# [DATASET RECORDS]
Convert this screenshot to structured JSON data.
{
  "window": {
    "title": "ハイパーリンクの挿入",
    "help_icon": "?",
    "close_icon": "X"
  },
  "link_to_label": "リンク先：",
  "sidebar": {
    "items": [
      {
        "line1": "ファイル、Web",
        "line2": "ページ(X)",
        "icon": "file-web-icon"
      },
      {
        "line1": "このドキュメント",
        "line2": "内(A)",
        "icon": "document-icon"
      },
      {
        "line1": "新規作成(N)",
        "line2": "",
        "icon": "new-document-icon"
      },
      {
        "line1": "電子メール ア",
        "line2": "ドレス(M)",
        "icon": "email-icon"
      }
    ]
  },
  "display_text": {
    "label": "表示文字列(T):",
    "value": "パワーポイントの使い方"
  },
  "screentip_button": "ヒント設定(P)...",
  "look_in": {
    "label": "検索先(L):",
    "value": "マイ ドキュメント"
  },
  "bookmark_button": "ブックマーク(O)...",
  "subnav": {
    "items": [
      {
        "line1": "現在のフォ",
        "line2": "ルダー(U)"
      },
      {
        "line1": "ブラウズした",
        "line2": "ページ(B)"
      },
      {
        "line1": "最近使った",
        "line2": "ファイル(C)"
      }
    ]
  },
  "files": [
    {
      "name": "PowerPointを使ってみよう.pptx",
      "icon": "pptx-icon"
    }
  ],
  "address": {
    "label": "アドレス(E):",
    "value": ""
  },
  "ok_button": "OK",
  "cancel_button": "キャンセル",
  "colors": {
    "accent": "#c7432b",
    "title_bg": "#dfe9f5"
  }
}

# [EXERCISE REQUIREMENTS]
Make an exact copy of the material above.

# [ANSWER]
Convert this screenshot to structured JSON data.
{
  "window": {
    "title": "ハイパーリンクの挿入",
    "help_icon": "?",
    "close_icon": "X"
  },
  "link_to_label": "リンク先：",
  "sidebar": {
    "items": [
      {
        "line1": "ファイル、Web",
        "line2": "ページ(X)",
        "icon": "file-web-icon"
      },
      {
        "line1": "このドキュメント",
        "line2": "内(A)",
        "icon": "document-icon"
      },
      {
        "line1": "新規作成(N)",
        "line2": "",
        "icon": "new-document-icon"
      },
      {
        "line1": "電子メール ア",
        "line2": "ドレス(M)",
        "icon": "email-icon"
      }
    ]
  },
  "display_text": {
    "label": "表示文字列(T):",
    "value": "パワーポイントの使い方"
  },
  "screentip_button": "ヒント設定(P)...",
  "look_in": {
    "label": "検索先(L):",
    "value": "マイ ドキュメント"
  },
  "bookmark_button": "ブックマーク(O)...",
  "subnav": {
    "items": [
      {
        "line1": "現在のフォ",
        "line2": "ルダー(U)"
      },
      {
        "line1": "ブラウズした",
        "line2": "ページ(B)"
      },
      {
        "line1": "最近使った",
        "line2": "ファイル(C)"
      }
    ]
  },
  "files": [
    {
      "name": "PowerPointを使ってみよう.pptx",
      "icon": "pptx-icon"
    }
  ],
  "address": {
    "label": "アドレス(E):",
    "value": ""
  },
  "ok_button": "OK",
  "cancel_button": "キャンセル",
  "colors": {
    "accent": "#c7432b",
    "title_bg": "#dfe9f5"
  }
}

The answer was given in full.